**Selected passage**
::::::::
At the website Falcon Lair, Donna Hill’s website devoted to Rudolph Valentino, the 1920s film icon is described as “one of the most magnetic and charismatic stars of the silent era.”
Indeed, the Italian-born Rudolph Valentino remains one of a handful of movie celebrities of the pre-sound years whose names are still recognized around the globe. Why such long-lasting popularity? Surely, it didn’t hinder matters any that Valentino died at the height of his fame – in 1926, at the age of 31, shortly before the release of the highly successful The Son of the Sheik. The actor’s film career, in fact, was hardly sensational.
After several years playing mostly supporting roles – including some oily villains – Valentino unexpectedly skyrocketed to superstardom on the heels of the 1921 blockbusters The Four Horsemen of the Apocalypse and The Sheik. The former, directed by Rex Ingram, is a quality production; the latter is the sort of trash that then (and, with the appropriate updates, now) brings in millions to studio coffers. The films that followed tended to be vehicles created just to cash in on the actor’s increasing popularity.
But if his films were mostly second-rate, Valentino’s charisma – for better or for worse – was anything but. He-Men publicly derided his mannerisms, his leer, his “exoticism.” (In private, where He-Men can let their guard down, who knows what they did and said?) She-Women, however, couldn’t get enough of those lips, those eyes, those flaring nostrils.
Although I’m not a Valentino fan, I realize that more than eight decades after his death the actor still exudes an undeniable appeal. Indeed, crowds still flock to the Hollywood Forever cemetery for the annual Valentino memorial, held every Aug. 23.
Donna Hill, who’s currently working on a Valentino photo book, has agreed to answer a few questions about the silent film idol. Several of the photos in this q&a come from her collection. Donna, by the way, does regular podcasts at Falcon Lair, including interviews with film historian Kevin Brownlow and Valentino biographer Emily Leider, in addition to a Ramon Novarro podcast featuring biographer Allan Ellenberger and none other than yours truly.
You have a Rudolph Valentino photo book scheduled to come out in the first half of 2008. Why Valentino? Why a photo book? And do you have any particular criteria for the photos being used?
::::::::
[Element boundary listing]
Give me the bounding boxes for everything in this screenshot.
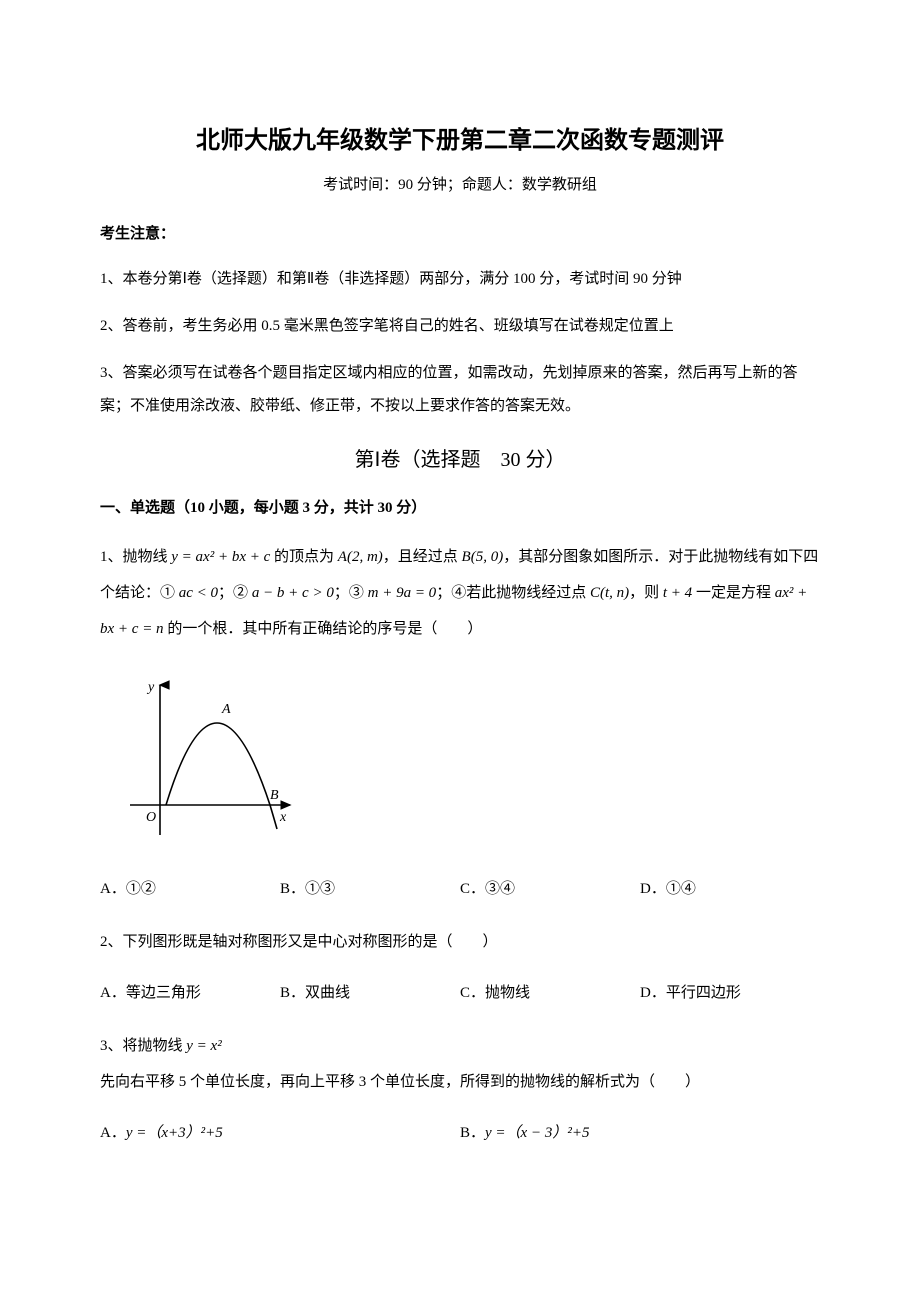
page-title: 北师大版九年级数学下册第二章二次函数专题测评: [100, 120, 820, 155]
notice-1: 1、本卷分第Ⅰ卷（选择题）和第Ⅱ卷（非选择题）两部分，满分 100 分，考试时间…: [100, 263, 820, 296]
q3-B-prefix: B．: [460, 1125, 485, 1141]
q2-option-D: D．平行四边形: [640, 978, 820, 1008]
q2-option-B: B．双曲线: [280, 978, 460, 1008]
q1-option-C: C．③④: [460, 874, 640, 904]
notice-2: 2、答卷前，考生务必用 0.5 毫米黑色签字笔将自己的姓名、班级填写在试卷规定位…: [100, 310, 820, 343]
label-A: A: [221, 702, 231, 717]
q1-text-8: ，则: [629, 585, 663, 601]
q1-option-A: A．①②: [100, 874, 280, 904]
q3-A-prefix: A．: [100, 1125, 126, 1141]
q1-pointC: C(t, n): [590, 585, 629, 601]
q3-text-1: 3、将抛物线: [100, 1038, 186, 1054]
parabola-curve: [166, 723, 270, 805]
q2-options: A．等边三角形 B．双曲线 C．抛物线 D．平行四边形: [100, 978, 820, 1008]
q2-option-A: A．等边三角形: [100, 978, 280, 1008]
q1-pointB: B(5, 0): [462, 549, 504, 565]
question-1: 1、抛物线 y = ax² + bx + c 的顶点为 A(2, m)，且经过点…: [100, 539, 820, 647]
q1-c2: a − b + c > 0: [252, 585, 334, 601]
q3-B-expr: y =（x − 3）²+5: [485, 1125, 589, 1141]
q1-text-1: 1、抛物线: [100, 549, 171, 565]
section-1-heading: 第Ⅰ卷（选择题 30 分）: [100, 443, 820, 472]
q1-vertex: A(2, m): [338, 549, 383, 565]
q2-option-C: C．抛物线: [460, 978, 640, 1008]
q3-A-expr: y =（x+3）²+5: [126, 1125, 223, 1141]
parabola-svg: y x O A B: [120, 665, 300, 845]
label-B: B: [270, 788, 279, 803]
q1-c1: ac < 0: [179, 585, 218, 601]
q3-expr: y = x²: [186, 1038, 221, 1054]
label-y: y: [146, 680, 155, 695]
q1-expr-parabola: y = ax² + bx + c: [171, 549, 270, 565]
page-subtitle: 考试时间：90 分钟；命题人：数学教研组: [100, 173, 820, 194]
q1-figure: y x O A B: [120, 665, 820, 850]
q1-text-6: ；③: [334, 585, 368, 601]
notice-heading: 考生注意：: [100, 222, 820, 243]
q1-c4a: t + 4: [663, 585, 692, 601]
q1-text-7: ；④若此抛物线经过点: [436, 585, 590, 601]
q3-text-2: 先向右平移 5 个单位长度，再向上平移 3 个单位长度，所得到的抛物线的解析式为…: [100, 1074, 700, 1090]
q3-option-B: B．y =（x − 3）²+5: [460, 1118, 820, 1148]
q1-text-5: ；②: [218, 585, 252, 601]
subsection-1: 一、单选题（10 小题，每小题 3 分，共计 30 分）: [100, 496, 820, 517]
label-O: O: [146, 810, 156, 825]
q1-text-9: 一定是方程: [692, 585, 775, 601]
q3-option-A: A．y =（x+3）²+5: [100, 1118, 460, 1148]
question-3: 3、将抛物线 y = x² 先向右平移 5 个单位长度，再向上平移 3 个单位长…: [100, 1028, 820, 1100]
question-2: 2、下列图形既是轴对称图形又是中心对称图形的是（ ）: [100, 924, 820, 960]
q3-options: A．y =（x+3）²+5 B．y =（x − 3）²+5: [100, 1118, 820, 1148]
parabola-curve-tail: [270, 805, 277, 829]
q1-c3: m + 9a = 0: [368, 585, 437, 601]
q1-text-2: 的顶点为: [270, 549, 338, 565]
notice-3: 3、答案必须写在试卷各个题目指定区域内相应的位置，如需改动，先划掉原来的答案，然…: [100, 357, 820, 423]
q1-text-10: 的一个根．其中所有正确结论的序号是（ ）: [164, 621, 483, 637]
q1-option-D: D．①④: [640, 874, 820, 904]
label-x: x: [279, 810, 287, 825]
q1-option-B: B．①③: [280, 874, 460, 904]
q1-options: A．①② B．①③ C．③④ D．①④: [100, 874, 820, 904]
q1-text-3: ，且经过点: [383, 549, 462, 565]
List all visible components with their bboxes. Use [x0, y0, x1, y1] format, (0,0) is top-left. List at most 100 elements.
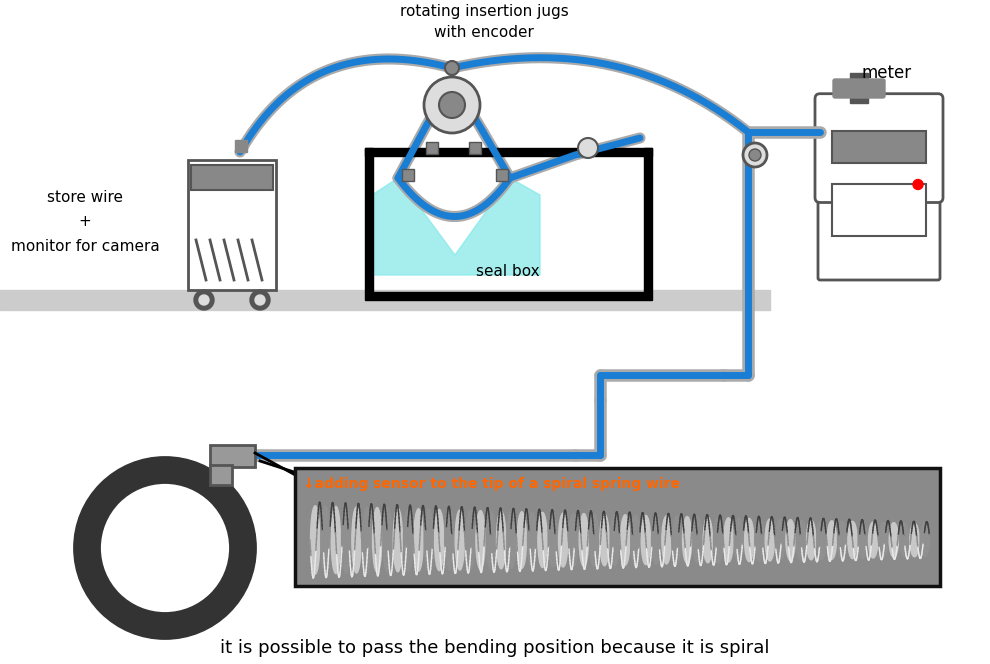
Ellipse shape	[548, 513, 557, 567]
FancyBboxPatch shape	[815, 94, 943, 203]
Bar	[820, 173, 938, 278]
Ellipse shape	[517, 512, 527, 568]
Ellipse shape	[662, 516, 671, 564]
Circle shape	[913, 179, 923, 189]
Ellipse shape	[672, 517, 681, 564]
Ellipse shape	[868, 522, 878, 558]
Ellipse shape	[775, 519, 785, 560]
Ellipse shape	[558, 513, 568, 567]
Ellipse shape	[589, 514, 599, 566]
Ellipse shape	[507, 511, 516, 568]
Bar	[0, 290, 770, 310]
Bar	[365, 292, 652, 300]
Circle shape	[749, 149, 761, 161]
Circle shape	[424, 77, 480, 133]
Bar	[469, 142, 481, 154]
Bar	[235, 140, 247, 152]
Ellipse shape	[828, 521, 837, 559]
Ellipse shape	[351, 507, 361, 573]
Ellipse shape	[610, 515, 620, 566]
Ellipse shape	[528, 512, 537, 568]
Ellipse shape	[476, 511, 485, 570]
Ellipse shape	[735, 518, 743, 562]
Ellipse shape	[311, 506, 320, 574]
Bar	[210, 445, 255, 467]
Ellipse shape	[621, 515, 630, 565]
Circle shape	[194, 290, 214, 310]
Ellipse shape	[424, 509, 434, 571]
Ellipse shape	[693, 517, 702, 563]
Bar	[426, 142, 438, 154]
Text: ↓adding sensor to the tip of a spiral spring wire: ↓adding sensor to the tip of a spiral sp…	[303, 477, 680, 491]
Ellipse shape	[858, 522, 867, 558]
Ellipse shape	[651, 516, 660, 564]
FancyBboxPatch shape	[818, 171, 940, 280]
Text: store wire
+
monitor for camera: store wire + monitor for camera	[11, 190, 159, 254]
Bar	[496, 169, 508, 181]
Ellipse shape	[879, 523, 888, 558]
Bar	[644, 148, 652, 292]
Ellipse shape	[889, 523, 899, 557]
Ellipse shape	[838, 521, 846, 559]
Ellipse shape	[765, 519, 774, 561]
Ellipse shape	[362, 507, 371, 572]
Bar	[402, 169, 414, 181]
Ellipse shape	[642, 515, 650, 564]
FancyBboxPatch shape	[833, 79, 885, 98]
Circle shape	[250, 290, 270, 310]
Ellipse shape	[579, 513, 588, 566]
Bar	[191, 165, 273, 190]
Ellipse shape	[600, 514, 609, 566]
Circle shape	[743, 143, 767, 167]
Bar	[210, 465, 232, 485]
Ellipse shape	[786, 520, 795, 560]
Ellipse shape	[847, 521, 857, 558]
Ellipse shape	[817, 521, 826, 560]
Ellipse shape	[807, 520, 816, 560]
Ellipse shape	[703, 517, 713, 563]
Ellipse shape	[332, 507, 341, 574]
Circle shape	[255, 295, 265, 305]
Bar	[188, 160, 276, 290]
Circle shape	[199, 295, 209, 305]
Ellipse shape	[465, 511, 475, 570]
Ellipse shape	[414, 509, 423, 571]
Ellipse shape	[682, 517, 692, 563]
Ellipse shape	[631, 515, 641, 565]
Ellipse shape	[404, 509, 413, 572]
Text: rotating insertion jugs
with encoder: rotating insertion jugs with encoder	[400, 4, 568, 40]
Ellipse shape	[796, 520, 806, 560]
Ellipse shape	[920, 523, 930, 556]
Ellipse shape	[445, 510, 454, 570]
Ellipse shape	[900, 523, 909, 557]
Ellipse shape	[435, 509, 444, 570]
Text: it is possible to pass the bending position because it is spiral: it is possible to pass the bending posit…	[220, 639, 770, 657]
Text: seal box: seal box	[476, 264, 540, 280]
Bar	[365, 148, 652, 156]
Ellipse shape	[455, 510, 464, 570]
Bar	[295, 468, 940, 586]
Ellipse shape	[910, 523, 919, 557]
Ellipse shape	[744, 519, 753, 562]
Text: meter: meter	[862, 64, 912, 82]
Ellipse shape	[393, 508, 403, 572]
Ellipse shape	[321, 506, 330, 574]
Ellipse shape	[486, 511, 495, 569]
Ellipse shape	[342, 507, 350, 573]
Ellipse shape	[383, 508, 392, 572]
Bar	[832, 131, 926, 163]
Circle shape	[445, 61, 459, 75]
Bar	[365, 148, 373, 292]
Ellipse shape	[724, 518, 734, 562]
Circle shape	[578, 138, 598, 158]
Ellipse shape	[569, 513, 578, 566]
Circle shape	[439, 92, 465, 118]
Ellipse shape	[497, 511, 506, 569]
Bar	[832, 184, 926, 236]
Ellipse shape	[538, 513, 547, 568]
Ellipse shape	[372, 507, 382, 572]
Bar	[850, 73, 868, 103]
Polygon shape	[372, 178, 540, 275]
Ellipse shape	[714, 517, 723, 562]
Ellipse shape	[754, 519, 764, 561]
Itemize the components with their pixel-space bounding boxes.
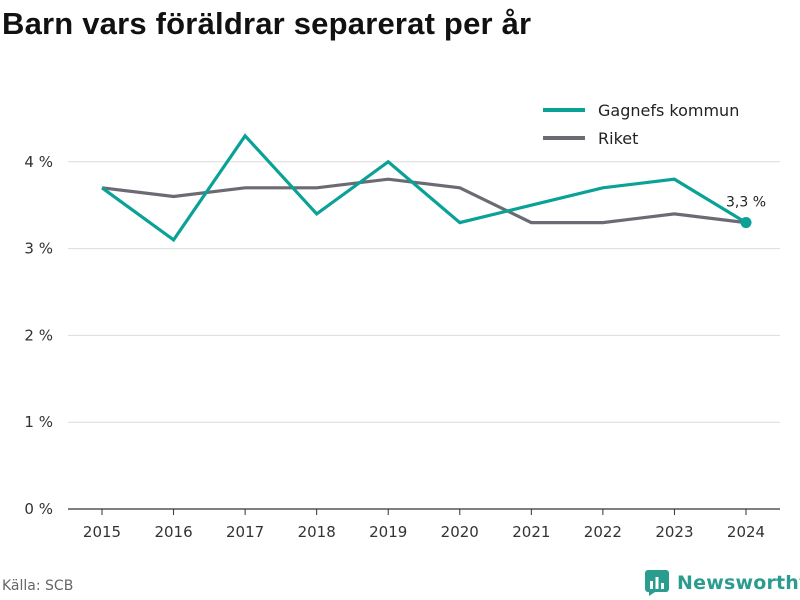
::::::::
Rewrite the section of the Rudolph Valentino piece that begins at the words "At the website" and stops after "was hardly sensational.", changing "magnetic" to "captivating".

At the website Falcon Lair, Donna Hill’s website devoted to Rudolph Valentino, the 1920s film icon is described as “one of the most captivating and charismatic stars of the silent era.”
Indeed, the Italian-born Rudolph Valentino remains one of a handful of movie celebrities of the pre-sound years whose names are still recognized around the globe. Why such long-lasting popularity? Surely, it didn’t hinder matters any that Valentino died at the height of his fame – in 1926, at the age of 31, shortly before the release of the highly successful The Son of the Sheik. The actor’s film career, in fact, was hardly sensational.